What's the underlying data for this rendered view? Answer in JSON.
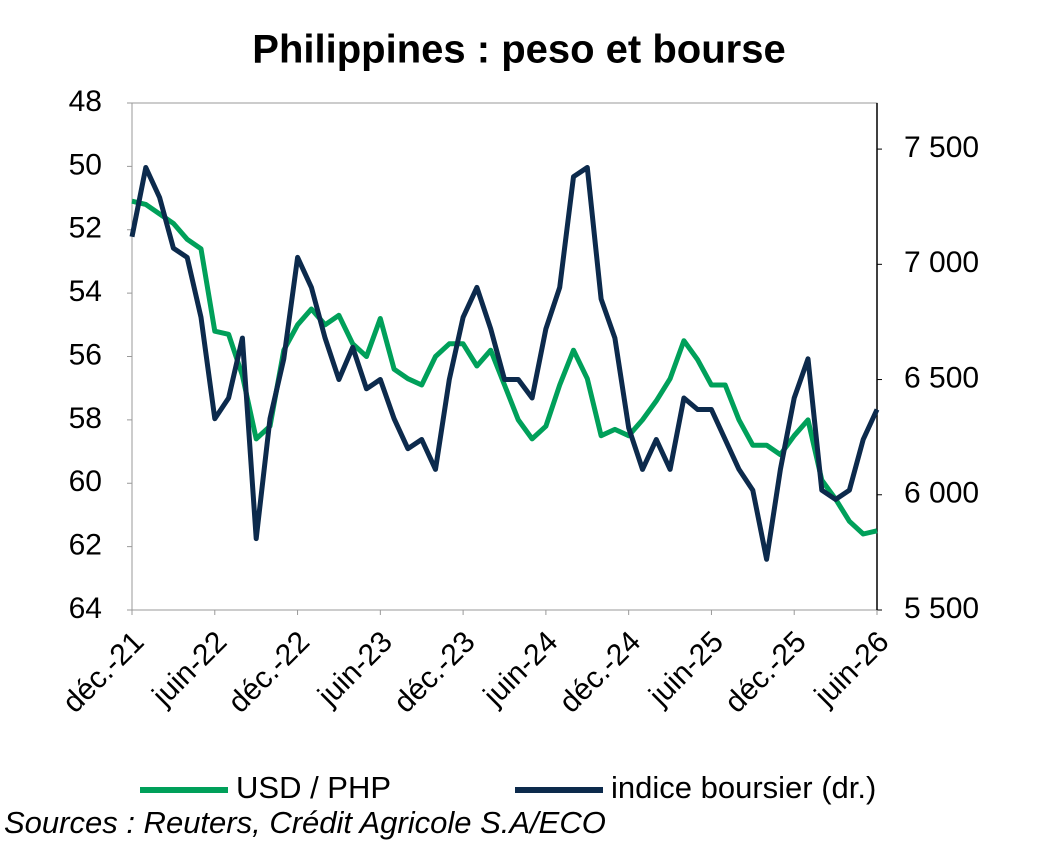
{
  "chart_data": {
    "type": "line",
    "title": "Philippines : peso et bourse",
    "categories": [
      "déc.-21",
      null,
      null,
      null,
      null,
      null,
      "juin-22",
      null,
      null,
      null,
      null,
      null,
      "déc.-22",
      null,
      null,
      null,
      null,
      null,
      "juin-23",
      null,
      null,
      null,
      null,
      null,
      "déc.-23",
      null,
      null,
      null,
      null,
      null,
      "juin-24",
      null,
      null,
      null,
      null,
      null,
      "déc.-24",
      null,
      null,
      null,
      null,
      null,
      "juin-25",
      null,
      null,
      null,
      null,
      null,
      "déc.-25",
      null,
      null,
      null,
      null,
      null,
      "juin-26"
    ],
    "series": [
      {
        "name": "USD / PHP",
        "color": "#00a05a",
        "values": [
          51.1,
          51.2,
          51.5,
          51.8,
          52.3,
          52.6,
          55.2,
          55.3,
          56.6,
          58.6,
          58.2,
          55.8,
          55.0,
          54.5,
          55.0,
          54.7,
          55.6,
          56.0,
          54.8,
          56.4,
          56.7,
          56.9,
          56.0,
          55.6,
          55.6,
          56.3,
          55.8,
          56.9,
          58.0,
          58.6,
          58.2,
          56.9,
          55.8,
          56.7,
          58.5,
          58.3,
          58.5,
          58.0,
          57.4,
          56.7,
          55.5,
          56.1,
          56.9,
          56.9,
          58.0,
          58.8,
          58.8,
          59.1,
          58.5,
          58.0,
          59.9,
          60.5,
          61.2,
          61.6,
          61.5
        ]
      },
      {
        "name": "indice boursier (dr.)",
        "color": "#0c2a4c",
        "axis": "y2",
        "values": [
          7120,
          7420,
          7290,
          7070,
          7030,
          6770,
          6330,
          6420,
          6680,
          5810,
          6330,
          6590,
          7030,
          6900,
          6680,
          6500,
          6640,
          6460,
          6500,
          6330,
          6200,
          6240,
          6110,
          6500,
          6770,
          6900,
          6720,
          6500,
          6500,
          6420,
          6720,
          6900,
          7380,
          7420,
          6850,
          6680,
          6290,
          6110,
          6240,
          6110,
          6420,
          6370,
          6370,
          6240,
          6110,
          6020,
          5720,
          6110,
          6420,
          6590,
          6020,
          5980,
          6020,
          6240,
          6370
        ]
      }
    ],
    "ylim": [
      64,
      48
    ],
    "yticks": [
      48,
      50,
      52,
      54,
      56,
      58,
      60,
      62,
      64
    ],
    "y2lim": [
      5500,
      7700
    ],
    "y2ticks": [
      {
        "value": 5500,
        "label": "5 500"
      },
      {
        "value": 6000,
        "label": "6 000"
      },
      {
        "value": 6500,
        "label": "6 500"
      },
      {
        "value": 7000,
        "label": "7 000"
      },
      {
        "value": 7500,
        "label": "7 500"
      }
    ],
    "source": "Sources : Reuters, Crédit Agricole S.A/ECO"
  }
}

++++++++++

— Aim of the exercise —
Copy out each line word for word, please, skipping the images.

— Expected answer —
What's the underlying data for this rendered view? Answer in JSON.
{
  "chart_data": {
    "type": "line",
    "title": "Philippines : peso et bourse",
    "categories": [
      "déc.-21",
      null,
      null,
      null,
      null,
      null,
      "juin-22",
      null,
      null,
      null,
      null,
      null,
      "déc.-22",
      null,
      null,
      null,
      null,
      null,
      "juin-23",
      null,
      null,
      null,
      null,
      null,
      "déc.-23",
      null,
      null,
      null,
      null,
      null,
      "juin-24",
      null,
      null,
      null,
      null,
      null,
      "déc.-24",
      null,
      null,
      null,
      null,
      null,
      "juin-25",
      null,
      null,
      null,
      null,
      null,
      "déc.-25",
      null,
      null,
      null,
      null,
      null,
      "juin-26"
    ],
    "series": [
      {
        "name": "USD / PHP",
        "color": "#00a05a",
        "values": [
          51.1,
          51.2,
          51.5,
          51.8,
          52.3,
          52.6,
          55.2,
          55.3,
          56.6,
          58.6,
          58.2,
          55.8,
          55.0,
          54.5,
          55.0,
          54.7,
          55.6,
          56.0,
          54.8,
          56.4,
          56.7,
          56.9,
          56.0,
          55.6,
          55.6,
          56.3,
          55.8,
          56.9,
          58.0,
          58.6,
          58.2,
          56.9,
          55.8,
          56.7,
          58.5,
          58.3,
          58.5,
          58.0,
          57.4,
          56.7,
          55.5,
          56.1,
          56.9,
          56.9,
          58.0,
          58.8,
          58.8,
          59.1,
          58.5,
          58.0,
          59.9,
          60.5,
          61.2,
          61.6,
          61.5
        ]
      },
      {
        "name": "indice boursier (dr.)",
        "color": "#0c2a4c",
        "axis": "y2",
        "values": [
          7120,
          7420,
          7290,
          7070,
          7030,
          6770,
          6330,
          6420,
          6680,
          5810,
          6330,
          6590,
          7030,
          6900,
          6680,
          6500,
          6640,
          6460,
          6500,
          6330,
          6200,
          6240,
          6110,
          6500,
          6770,
          6900,
          6720,
          6500,
          6500,
          6420,
          6720,
          6900,
          7380,
          7420,
          6850,
          6680,
          6290,
          6110,
          6240,
          6110,
          6420,
          6370,
          6370,
          6240,
          6110,
          6020,
          5720,
          6110,
          6420,
          6590,
          6020,
          5980,
          6020,
          6240,
          6370
        ]
      }
    ],
    "ylim": [
      64,
      48
    ],
    "yticks": [
      48,
      50,
      52,
      54,
      56,
      58,
      60,
      62,
      64
    ],
    "y2lim": [
      5500,
      7700
    ],
    "y2ticks": [
      {
        "value": 5500,
        "label": "5 500"
      },
      {
        "value": 6000,
        "label": "6 000"
      },
      {
        "value": 6500,
        "label": "6 500"
      },
      {
        "value": 7000,
        "label": "7 000"
      },
      {
        "value": 7500,
        "label": "7 500"
      }
    ],
    "source": "Sources : Reuters, Crédit Agricole S.A/ECO"
  }
}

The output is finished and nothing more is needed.